* JOB *
Present every line in which the string "odpady" appears.

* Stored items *
>> Begin

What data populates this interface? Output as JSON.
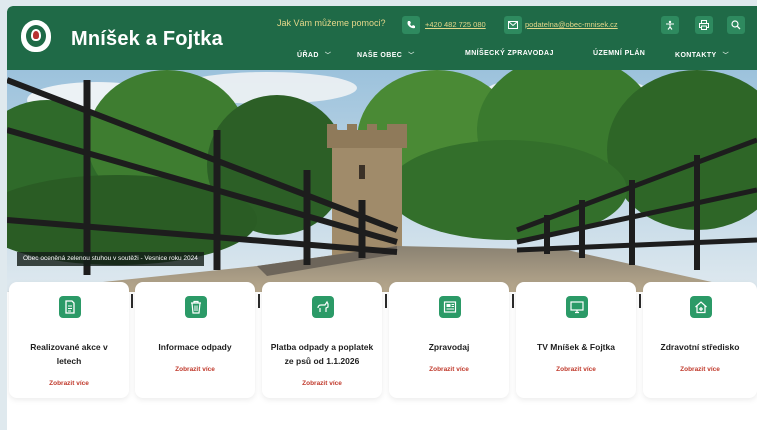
{
  "header": {
    "brand": "Mníšek a Fojtka",
    "help_text": "Jak Vám můžeme pomoci?",
    "phone": "+420 482 725 080",
    "email": "podatelna@obec-mnisek.cz",
    "icons": [
      "phone-icon",
      "mail-icon",
      "accessibility-icon",
      "print-icon",
      "search-icon"
    ]
  },
  "nav": {
    "items": [
      {
        "label": "ÚŘAD",
        "dropdown": true
      },
      {
        "label": "NAŠE OBEC",
        "dropdown": true
      },
      {
        "label": "MNÍŠECKÝ ZPRAVODAJ",
        "dropdown": false
      },
      {
        "label": "ÚZEMNÍ PLÁN",
        "dropdown": false
      },
      {
        "label": "KONTAKTY",
        "dropdown": true
      }
    ]
  },
  "hero": {
    "caption": "Obec oceněná zelenou stuhou v soutěži - Vesnice roku 2024"
  },
  "cards": [
    {
      "title_line1": "Realizované akce v",
      "title_line2": "letech",
      "more": "Zobrazit více",
      "icon": "document-icon"
    },
    {
      "title_line1": "Informace odpady",
      "title_line2": "",
      "more": "Zobrazit více",
      "icon": "trash-icon"
    },
    {
      "title_line1": "Platba odpady a poplatek",
      "title_line2": "ze psů od 1.1.2026",
      "more": "Zobrazit více",
      "icon": "dog-icon"
    },
    {
      "title_line1": "Zpravodaj",
      "title_line2": "",
      "more": "Zobrazit více",
      "icon": "newspaper-icon"
    },
    {
      "title_line1": "TV Mníšek & Fojtka",
      "title_line2": "",
      "more": "Zobrazit více",
      "icon": "tv-icon"
    },
    {
      "title_line1": "Zdravotní středisko",
      "title_line2": "",
      "more": "Zobrazit více",
      "icon": "health-house-icon"
    }
  ],
  "colors": {
    "header": "#1f6a47",
    "accent": "#2b9a67",
    "link": "#c0392b",
    "contact": "#e4d78a"
  }
}
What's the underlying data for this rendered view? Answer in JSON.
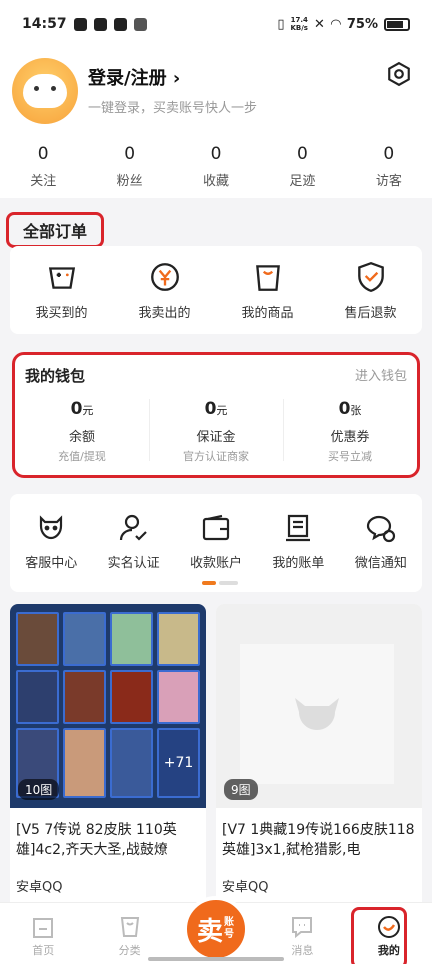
{
  "status_bar": {
    "time": "14:57",
    "speed": "17.4\nKB/s",
    "battery": "75%"
  },
  "profile": {
    "login_label": "登录/注册 ›",
    "subtitle": "一键登录，买卖账号快人一步",
    "stats": [
      {
        "num": "0",
        "label": "关注"
      },
      {
        "num": "0",
        "label": "粉丝"
      },
      {
        "num": "0",
        "label": "收藏"
      },
      {
        "num": "0",
        "label": "足迹"
      },
      {
        "num": "0",
        "label": "访客"
      }
    ]
  },
  "orders": {
    "title": "全部订单",
    "items": [
      {
        "label": "我买到的",
        "icon": "gamepad-icon"
      },
      {
        "label": "我卖出的",
        "icon": "yen-coin-icon"
      },
      {
        "label": "我的商品",
        "icon": "shopping-bag-icon"
      },
      {
        "label": "售后退款",
        "icon": "shield-check-icon"
      }
    ]
  },
  "wallet": {
    "title": "我的钱包",
    "link": "进入钱包",
    "cols": [
      {
        "amount": "0",
        "unit": "元",
        "name": "余额",
        "sub": "充值/提现"
      },
      {
        "amount": "0",
        "unit": "元",
        "name": "保证金",
        "sub": "官方认证商家"
      },
      {
        "amount": "0",
        "unit": "张",
        "name": "优惠券",
        "sub": "买号立减"
      }
    ]
  },
  "services": [
    {
      "label": "客服中心",
      "icon": "support-icon"
    },
    {
      "label": "实名认证",
      "icon": "user-verify-icon"
    },
    {
      "label": "收款账户",
      "icon": "wallet-icon"
    },
    {
      "label": "我的账单",
      "icon": "bill-icon"
    },
    {
      "label": "微信通知",
      "icon": "wechat-notify-icon"
    }
  ],
  "products": [
    {
      "img_count": "10图",
      "plus": "+71",
      "title": "[V5 7传说 82皮肤 110英雄]4c2,齐天大圣,战鼓燎",
      "game": "安卓QQ"
    },
    {
      "img_count": "9图",
      "title": "[V7 1典藏19传说166皮肤118英雄]3x1,弑枪猎影,电",
      "game": "安卓QQ"
    }
  ],
  "bottom_nav": {
    "items": [
      {
        "label": "首页"
      },
      {
        "label": "分类"
      },
      {
        "label": "消息"
      },
      {
        "label": "我的"
      }
    ],
    "sell_big": "卖",
    "sell_small": "账号"
  },
  "colors": {
    "accent": "#f06a1c",
    "highlight_border": "#d9242b"
  }
}
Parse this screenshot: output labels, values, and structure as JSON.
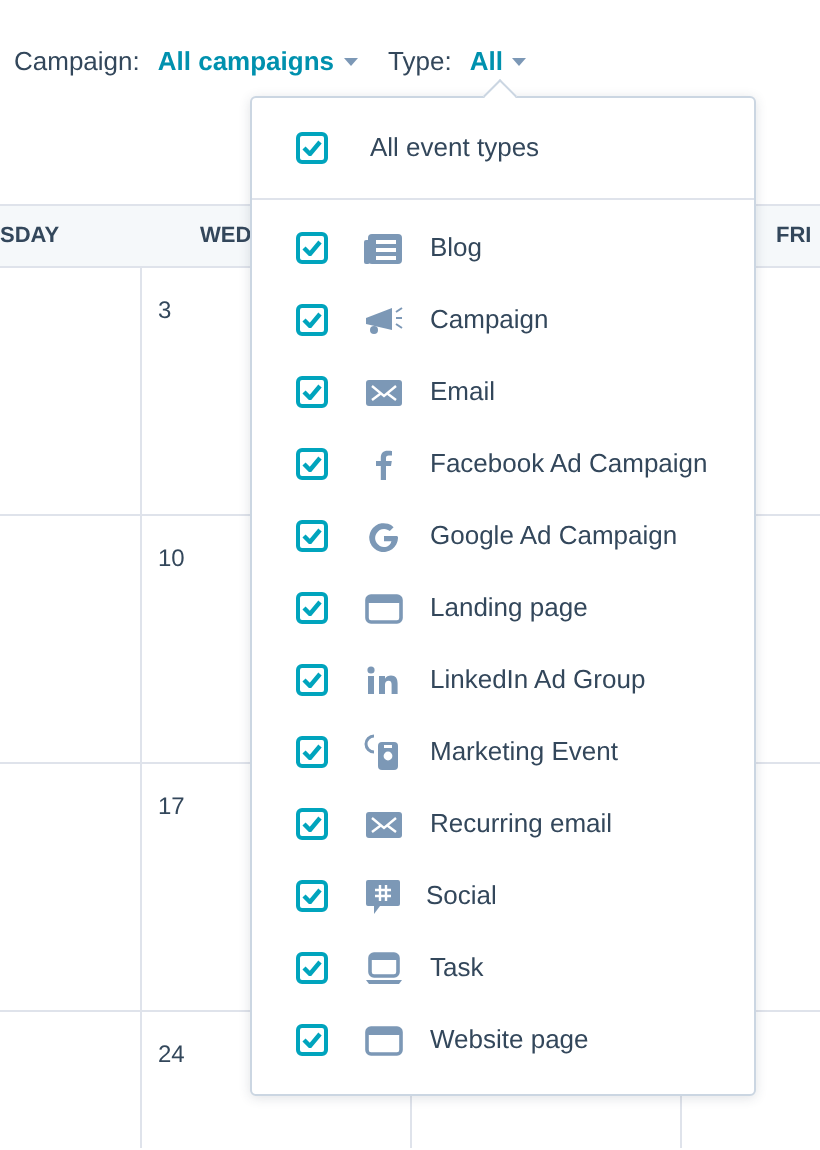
{
  "filters": [
    {
      "label": "Campaign:",
      "value": "All campaigns"
    },
    {
      "label": "Type:",
      "value": "All"
    }
  ],
  "calendar": {
    "columns": [
      "SDAY",
      "WED",
      "FRI"
    ],
    "weeks": [
      {
        "day": "3"
      },
      {
        "day": "10"
      },
      {
        "day": "17"
      },
      {
        "day": "24"
      }
    ]
  },
  "type_menu": {
    "all_option": {
      "label": "All event types",
      "checked": true
    },
    "options": [
      {
        "kind": "blog",
        "label": "Blog",
        "checked": true
      },
      {
        "kind": "campaign",
        "label": "Campaign",
        "checked": true
      },
      {
        "kind": "email",
        "label": "Email",
        "checked": true
      },
      {
        "kind": "facebook",
        "label": "Facebook Ad Campaign",
        "checked": true
      },
      {
        "kind": "google",
        "label": "Google Ad Campaign",
        "checked": true
      },
      {
        "kind": "landing",
        "label": "Landing page",
        "checked": true
      },
      {
        "kind": "linkedin",
        "label": "LinkedIn Ad Group",
        "checked": true
      },
      {
        "kind": "event",
        "label": "Marketing Event",
        "checked": true
      },
      {
        "kind": "email",
        "label": "Recurring email",
        "checked": true
      },
      {
        "kind": "social",
        "label": "Social",
        "checked": true
      },
      {
        "kind": "task",
        "label": "Task",
        "checked": true
      },
      {
        "kind": "landing",
        "label": "Website page",
        "checked": true
      }
    ]
  }
}
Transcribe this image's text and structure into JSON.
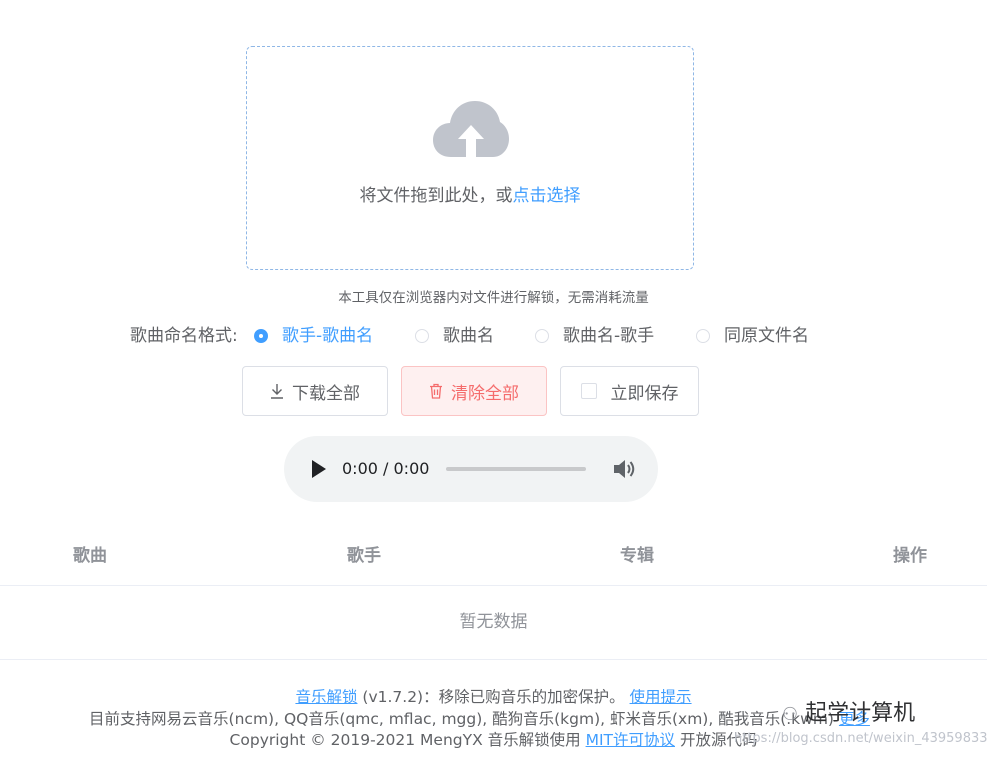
{
  "upload": {
    "hint_text": "将文件拖到此处，或",
    "hint_link": "点击选择",
    "tip": "本工具仅在浏览器内对文件进行解锁，无需消耗流量"
  },
  "naming": {
    "label": "歌曲命名格式:",
    "options": [
      "歌手-歌曲名",
      "歌曲名",
      "歌曲名-歌手",
      "同原文件名"
    ],
    "selected": "歌手-歌曲名"
  },
  "actions": {
    "download_all": "下载全部",
    "clear_all": "清除全部",
    "save_now": "立即保存"
  },
  "player": {
    "time": "0:00 / 0:00"
  },
  "table": {
    "columns": [
      "歌曲",
      "歌手",
      "专辑",
      "操作"
    ],
    "empty_text": "暂无数据"
  },
  "footer": {
    "line1_link": "音乐解锁",
    "line1_text": "(v1.7.2)：移除已购音乐的加密保护。",
    "line1_help": "使用提示",
    "line2_text": "目前支持网易云音乐(ncm), QQ音乐(qmc, mflac, mgg), 酷狗音乐(kgm), 虾米音乐(xm), 酷我音乐(.kwm)",
    "line2_more": "更多",
    "line3_text": "Copyright © 2019-2021 MengYX 音乐解锁使用",
    "line3_license": "MIT许可协议",
    "line3_tail": "开放源代码"
  },
  "watermark": {
    "title": "起学计算机",
    "url": "https://blog.csdn.net/weixin_43959833"
  },
  "colors": {
    "accent": "#409eff",
    "danger": "#f56c6c",
    "muted": "#909399"
  }
}
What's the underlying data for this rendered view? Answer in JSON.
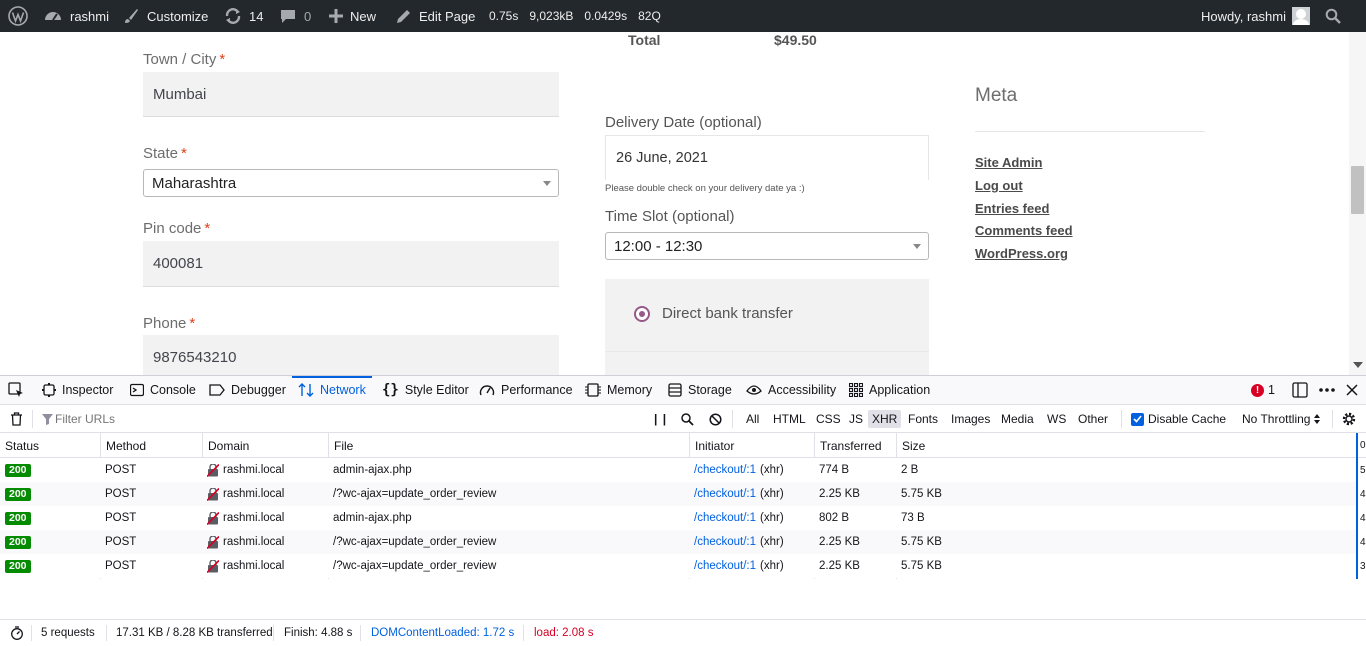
{
  "adminbar": {
    "site_name": "rashmi",
    "customize": "Customize",
    "updates_count": "14",
    "comments_count": "0",
    "new_label": "New",
    "edit_page": "Edit Page",
    "perf_time": "0.75s",
    "perf_memory": "9,023kB",
    "perf_query_time": "0.0429s",
    "perf_queries": "82Q",
    "howdy": "Howdy, rashmi"
  },
  "checkout": {
    "total_label": "Total",
    "total_value": "$49.50",
    "city": {
      "label": "Town / City",
      "required": "*",
      "value": "Mumbai"
    },
    "state": {
      "label": "State",
      "required": "*",
      "value": "Maharashtra"
    },
    "pincode": {
      "label": "Pin code",
      "required": "*",
      "value": "400081"
    },
    "phone": {
      "label": "Phone",
      "required": "*",
      "value": "9876543210"
    },
    "delivery_date": {
      "label": "Delivery Date (optional)",
      "value": "26 June, 2021",
      "note": "Please double check on your delivery date ya :)"
    },
    "time_slot": {
      "label": "Time Slot (optional)",
      "value": "12:00 - 12:30"
    },
    "payment": {
      "method": "Direct bank transfer"
    }
  },
  "sidebar": {
    "title": "Meta",
    "links": [
      "Site Admin",
      "Log out",
      "Entries feed",
      "Comments feed",
      "WordPress.org"
    ]
  },
  "devtools": {
    "tabs": [
      "Inspector",
      "Console",
      "Debugger",
      "Network",
      "Style Editor",
      "Performance",
      "Memory",
      "Storage",
      "Accessibility",
      "Application"
    ],
    "active_tab": "Network",
    "error_count": "1",
    "filter_placeholder": "Filter URLs",
    "pause_label": "| |",
    "filter_types": [
      "All",
      "HTML",
      "CSS",
      "JS",
      "XHR",
      "Fonts",
      "Images",
      "Media",
      "WS",
      "Other"
    ],
    "active_filter": "XHR",
    "disable_cache_label": "Disable Cache",
    "throttling_label": "No Throttling",
    "columns": [
      "Status",
      "Method",
      "Domain",
      "File",
      "Initiator",
      "Transferred",
      "Size"
    ],
    "requests": [
      {
        "status": "200",
        "method": "POST",
        "domain": "rashmi.local",
        "file": "admin-ajax.php",
        "initiator": "/checkout/:1",
        "initiator_type": "(xhr)",
        "transferred": "774 B",
        "size": "2 B",
        "waterfall": "5"
      },
      {
        "status": "200",
        "method": "POST",
        "domain": "rashmi.local",
        "file": "/?wc-ajax=update_order_review",
        "initiator": "/checkout/:1",
        "initiator_type": "(xhr)",
        "transferred": "2.25 KB",
        "size": "5.75 KB",
        "waterfall": "4"
      },
      {
        "status": "200",
        "method": "POST",
        "domain": "rashmi.local",
        "file": "admin-ajax.php",
        "initiator": "/checkout/:1",
        "initiator_type": "(xhr)",
        "transferred": "802 B",
        "size": "73 B",
        "waterfall": "4"
      },
      {
        "status": "200",
        "method": "POST",
        "domain": "rashmi.local",
        "file": "/?wc-ajax=update_order_review",
        "initiator": "/checkout/:1",
        "initiator_type": "(xhr)",
        "transferred": "2.25 KB",
        "size": "5.75 KB",
        "waterfall": "4"
      },
      {
        "status": "200",
        "method": "POST",
        "domain": "rashmi.local",
        "file": "/?wc-ajax=update_order_review",
        "initiator": "/checkout/:1",
        "initiator_type": "(xhr)",
        "transferred": "2.25 KB",
        "size": "5.75 KB",
        "waterfall": "3"
      }
    ],
    "waterfall_header": "0",
    "summary": {
      "requests": "5 requests",
      "transferred": "17.31 KB / 8.28 KB transferred",
      "finish": "Finish: 4.88 s",
      "dom_content_loaded": "DOMContentLoaded: 1.72 s",
      "load": "load: 2.08 s"
    }
  },
  "colors": {
    "adminbar_bg": "#23282d",
    "required": "#e2401c",
    "active_tab": "#0061e0",
    "status_ok": "#058b00",
    "dom_content_loaded": "#0061e0",
    "load": "#d70022",
    "radio": "#96588a"
  }
}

>> End

* TASK OUTPUT *
      "title_line1": "Informace odpady",
      "title_line1": "Platba odpady a poplatek",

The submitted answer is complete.